[Start The records]

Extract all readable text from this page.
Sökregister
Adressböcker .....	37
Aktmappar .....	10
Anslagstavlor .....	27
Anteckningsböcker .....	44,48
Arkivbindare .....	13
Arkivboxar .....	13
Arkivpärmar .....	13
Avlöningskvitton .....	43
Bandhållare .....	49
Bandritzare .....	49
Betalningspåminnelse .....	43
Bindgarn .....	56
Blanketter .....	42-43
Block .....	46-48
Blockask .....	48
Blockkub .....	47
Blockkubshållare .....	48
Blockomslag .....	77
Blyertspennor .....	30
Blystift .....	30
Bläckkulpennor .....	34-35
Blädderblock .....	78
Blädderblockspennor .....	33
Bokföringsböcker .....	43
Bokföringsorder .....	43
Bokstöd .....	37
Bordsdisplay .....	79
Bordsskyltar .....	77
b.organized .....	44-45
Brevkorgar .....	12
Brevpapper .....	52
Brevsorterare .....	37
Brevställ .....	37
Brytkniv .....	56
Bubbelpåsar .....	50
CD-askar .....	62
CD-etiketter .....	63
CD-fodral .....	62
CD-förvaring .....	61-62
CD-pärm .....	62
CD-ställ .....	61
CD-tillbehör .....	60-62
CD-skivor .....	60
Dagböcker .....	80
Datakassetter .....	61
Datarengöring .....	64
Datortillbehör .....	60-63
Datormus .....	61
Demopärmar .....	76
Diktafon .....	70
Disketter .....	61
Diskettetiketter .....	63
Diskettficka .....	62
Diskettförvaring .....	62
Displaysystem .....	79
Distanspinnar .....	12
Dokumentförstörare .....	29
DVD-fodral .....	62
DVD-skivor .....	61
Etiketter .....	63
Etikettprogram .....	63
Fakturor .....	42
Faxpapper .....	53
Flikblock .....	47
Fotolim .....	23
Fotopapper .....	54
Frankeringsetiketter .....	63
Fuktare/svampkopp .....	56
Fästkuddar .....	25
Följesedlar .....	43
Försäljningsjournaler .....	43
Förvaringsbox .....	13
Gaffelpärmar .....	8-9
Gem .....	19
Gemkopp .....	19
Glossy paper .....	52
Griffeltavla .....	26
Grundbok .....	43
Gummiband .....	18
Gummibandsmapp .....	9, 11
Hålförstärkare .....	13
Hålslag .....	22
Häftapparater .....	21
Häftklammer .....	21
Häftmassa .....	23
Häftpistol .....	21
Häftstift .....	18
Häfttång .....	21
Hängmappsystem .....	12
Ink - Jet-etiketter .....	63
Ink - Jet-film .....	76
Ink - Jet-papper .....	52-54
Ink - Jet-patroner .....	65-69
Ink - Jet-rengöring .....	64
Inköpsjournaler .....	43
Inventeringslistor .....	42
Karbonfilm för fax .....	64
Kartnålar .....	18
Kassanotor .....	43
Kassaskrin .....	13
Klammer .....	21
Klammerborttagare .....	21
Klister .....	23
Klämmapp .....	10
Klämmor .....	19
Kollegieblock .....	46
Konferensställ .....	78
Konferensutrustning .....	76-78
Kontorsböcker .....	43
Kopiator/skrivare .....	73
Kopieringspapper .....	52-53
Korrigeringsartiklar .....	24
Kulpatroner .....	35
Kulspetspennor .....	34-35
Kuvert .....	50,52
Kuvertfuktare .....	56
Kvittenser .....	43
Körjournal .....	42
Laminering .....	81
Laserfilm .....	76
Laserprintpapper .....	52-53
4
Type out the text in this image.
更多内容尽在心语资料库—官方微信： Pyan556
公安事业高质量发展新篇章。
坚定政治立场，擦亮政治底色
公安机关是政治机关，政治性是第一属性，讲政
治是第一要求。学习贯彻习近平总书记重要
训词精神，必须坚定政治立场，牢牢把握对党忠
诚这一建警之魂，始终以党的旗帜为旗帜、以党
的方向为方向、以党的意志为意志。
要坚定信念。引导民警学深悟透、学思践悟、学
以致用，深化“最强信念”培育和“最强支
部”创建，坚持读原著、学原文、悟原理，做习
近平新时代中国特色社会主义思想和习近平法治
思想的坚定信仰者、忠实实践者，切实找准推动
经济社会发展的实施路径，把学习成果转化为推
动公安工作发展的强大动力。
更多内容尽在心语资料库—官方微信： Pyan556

[End The records]

» **What is required**: Extract, from the material above, each line holding the word "text".

» **Output of the task**:
Extract all readable text from this page.
Type out the text in this image.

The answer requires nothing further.